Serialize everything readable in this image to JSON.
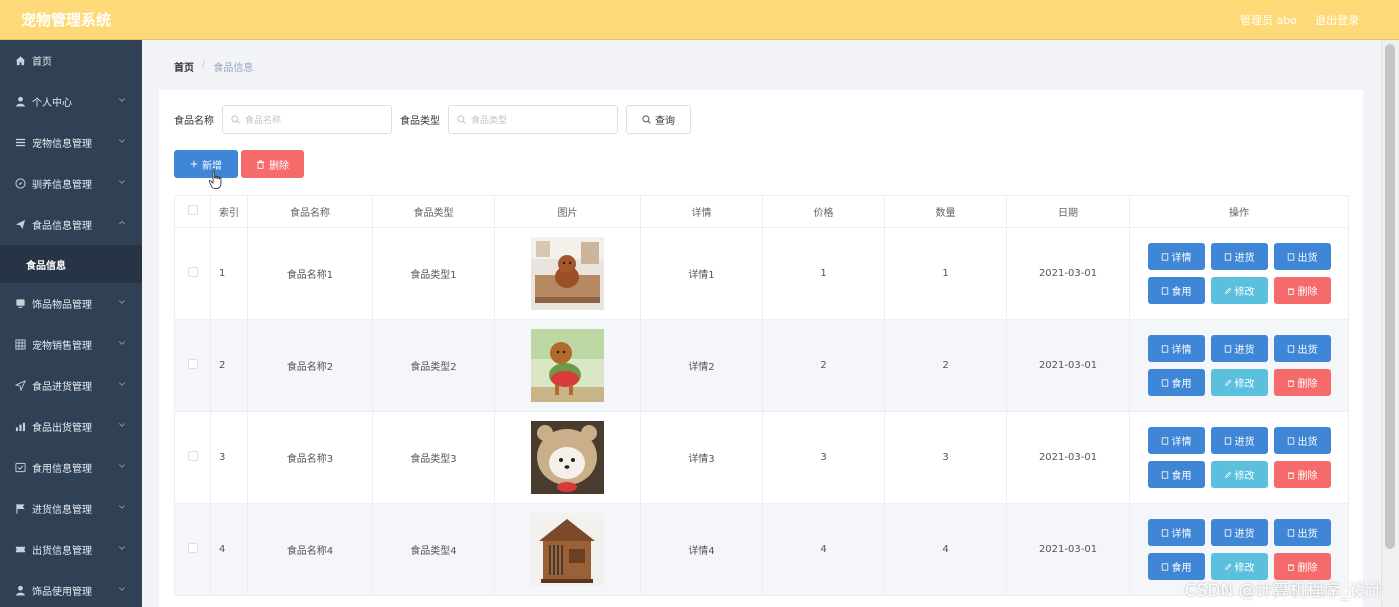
{
  "header": {
    "title": "宠物管理系统",
    "user": "管理员 abo",
    "logout": "退出登录"
  },
  "sidebar": {
    "items": [
      {
        "label": "首页",
        "icon": "home-icon"
      },
      {
        "label": "个人中心",
        "icon": "user-icon"
      },
      {
        "label": "宠物信息管理",
        "icon": "list-icon"
      },
      {
        "label": "驯养信息管理",
        "icon": "compass-icon"
      },
      {
        "label": "食品信息管理",
        "icon": "send-icon",
        "expanded": true
      },
      {
        "label": "饰品物品管理",
        "icon": "monitor-icon"
      },
      {
        "label": "宠物销售管理",
        "icon": "grid-icon"
      },
      {
        "label": "食品进货管理",
        "icon": "navigation-icon"
      },
      {
        "label": "食品出货管理",
        "icon": "chart-icon"
      },
      {
        "label": "食用信息管理",
        "icon": "check-square-icon"
      },
      {
        "label": "进货信息管理",
        "icon": "flag-icon"
      },
      {
        "label": "出货信息管理",
        "icon": "ticket-icon"
      },
      {
        "label": "饰品使用管理",
        "icon": "user-icon"
      }
    ],
    "sub_item": "食品信息"
  },
  "breadcrumb": {
    "home": "首页",
    "separator": "/",
    "current": "食品信息"
  },
  "search": {
    "name_label": "食品名称",
    "name_placeholder": "食品名称",
    "type_label": "食品类型",
    "type_placeholder": "食品类型",
    "query_label": "查询"
  },
  "actions": {
    "add_label": "新增",
    "delete_label": "删除"
  },
  "table": {
    "columns": [
      "",
      "索引",
      "食品名称",
      "食品类型",
      "图片",
      "详情",
      "价格",
      "数量",
      "日期",
      "操作"
    ],
    "rows": [
      {
        "index": "1",
        "name": "食品名称1",
        "type": "食品类型1",
        "detail": "详情1",
        "price": "1",
        "qty": "1",
        "date": "2021-03-01"
      },
      {
        "index": "2",
        "name": "食品名称2",
        "type": "食品类型2",
        "detail": "详情2",
        "price": "2",
        "qty": "2",
        "date": "2021-03-01"
      },
      {
        "index": "3",
        "name": "食品名称3",
        "type": "食品类型3",
        "detail": "详情3",
        "price": "3",
        "qty": "3",
        "date": "2021-03-01"
      },
      {
        "index": "4",
        "name": "食品名称4",
        "type": "食品类型4",
        "detail": "详情4",
        "price": "4",
        "qty": "4",
        "date": "2021-03-01"
      }
    ],
    "op_labels": {
      "detail": "详情",
      "stock_in": "进货",
      "stock_out": "出货",
      "consume": "食用",
      "edit": "修改",
      "delete": "删除"
    }
  },
  "watermark": "CSDN @计算机程序_设计",
  "colors": {
    "header_bg": "#fed978",
    "sidebar_bg": "#304156",
    "primary": "#3f87d6",
    "info": "#5bc0de",
    "danger": "#f56a6a"
  }
}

▶ [Stated goal]
Your task is an exact transcription of all the data, minus the pictures.

▶ [Finished answer]
Serialize everything readable in this image to JSON.
{
  "header": {
    "title": "宠物管理系统",
    "user": "管理员 abo",
    "logout": "退出登录"
  },
  "sidebar": {
    "items": [
      {
        "label": "首页",
        "icon": "home-icon"
      },
      {
        "label": "个人中心",
        "icon": "user-icon"
      },
      {
        "label": "宠物信息管理",
        "icon": "list-icon"
      },
      {
        "label": "驯养信息管理",
        "icon": "compass-icon"
      },
      {
        "label": "食品信息管理",
        "icon": "send-icon",
        "expanded": true
      },
      {
        "label": "饰品物品管理",
        "icon": "monitor-icon"
      },
      {
        "label": "宠物销售管理",
        "icon": "grid-icon"
      },
      {
        "label": "食品进货管理",
        "icon": "navigation-icon"
      },
      {
        "label": "食品出货管理",
        "icon": "chart-icon"
      },
      {
        "label": "食用信息管理",
        "icon": "check-square-icon"
      },
      {
        "label": "进货信息管理",
        "icon": "flag-icon"
      },
      {
        "label": "出货信息管理",
        "icon": "ticket-icon"
      },
      {
        "label": "饰品使用管理",
        "icon": "user-icon"
      }
    ],
    "sub_item": "食品信息"
  },
  "breadcrumb": {
    "home": "首页",
    "separator": "/",
    "current": "食品信息"
  },
  "search": {
    "name_label": "食品名称",
    "name_placeholder": "食品名称",
    "type_label": "食品类型",
    "type_placeholder": "食品类型",
    "query_label": "查询"
  },
  "actions": {
    "add_label": "新增",
    "delete_label": "删除"
  },
  "table": {
    "columns": [
      "",
      "索引",
      "食品名称",
      "食品类型",
      "图片",
      "详情",
      "价格",
      "数量",
      "日期",
      "操作"
    ],
    "rows": [
      {
        "index": "1",
        "name": "食品名称1",
        "type": "食品类型1",
        "detail": "详情1",
        "price": "1",
        "qty": "1",
        "date": "2021-03-01"
      },
      {
        "index": "2",
        "name": "食品名称2",
        "type": "食品类型2",
        "detail": "详情2",
        "price": "2",
        "qty": "2",
        "date": "2021-03-01"
      },
      {
        "index": "3",
        "name": "食品名称3",
        "type": "食品类型3",
        "detail": "详情3",
        "price": "3",
        "qty": "3",
        "date": "2021-03-01"
      },
      {
        "index": "4",
        "name": "食品名称4",
        "type": "食品类型4",
        "detail": "详情4",
        "price": "4",
        "qty": "4",
        "date": "2021-03-01"
      }
    ],
    "op_labels": {
      "detail": "详情",
      "stock_in": "进货",
      "stock_out": "出货",
      "consume": "食用",
      "edit": "修改",
      "delete": "删除"
    }
  },
  "watermark": "CSDN @计算机程序_设计",
  "colors": {
    "header_bg": "#fed978",
    "sidebar_bg": "#304156",
    "primary": "#3f87d6",
    "info": "#5bc0de",
    "danger": "#f56a6a"
  }
}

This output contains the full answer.